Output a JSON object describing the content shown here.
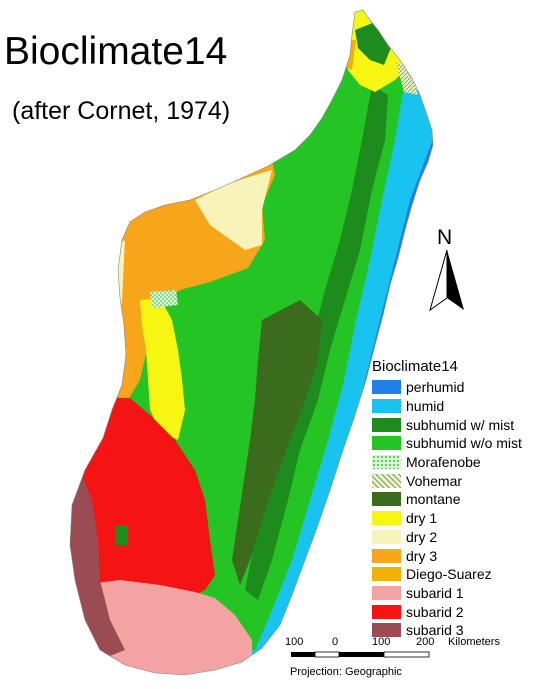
{
  "title": "Bioclimate14",
  "subtitle": "(after Cornet, 1974)",
  "north_arrow": {
    "label": "N"
  },
  "legend": {
    "title": "Bioclimate14",
    "items": [
      {
        "label": "perhumid",
        "color": "#1f7fe6"
      },
      {
        "label": "humid",
        "color": "#19c3ef"
      },
      {
        "label": "subhumid w/ mist",
        "color": "#1d8c1d"
      },
      {
        "label": "subhumid w/o mist",
        "color": "#23c423"
      },
      {
        "label": "Morafenobe",
        "color": "#bff0bf",
        "pattern": "dots"
      },
      {
        "label": "Vohemar",
        "color": "#dfe8c0",
        "pattern": "hatch"
      },
      {
        "label": "montane",
        "color": "#3b6b1c"
      },
      {
        "label": "dry 1",
        "color": "#f6f612"
      },
      {
        "label": "dry 2",
        "color": "#f8f3b8"
      },
      {
        "label": "dry 3",
        "color": "#f7a61a"
      },
      {
        "label": "Diego-Suarez",
        "color": "#f2b205"
      },
      {
        "label": "subarid 1",
        "color": "#f4a3a3"
      },
      {
        "label": "subarid 2",
        "color": "#f41414"
      },
      {
        "label": "subarid 3",
        "color": "#9b4b52"
      }
    ]
  },
  "scale_bar": {
    "labels": [
      "100",
      "0",
      "100",
      "200",
      "Kilometers"
    ],
    "projection": "Projection: Geographic"
  }
}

============================================================

:: WHAT IS REQUIRED ::
Go through the material and copy out every line with "subarid" in it.

:: RESULT OF THIS EXERCISE ::
        "label": "subarid 1",
        "label": "subarid 2",
        "label": "subarid 3",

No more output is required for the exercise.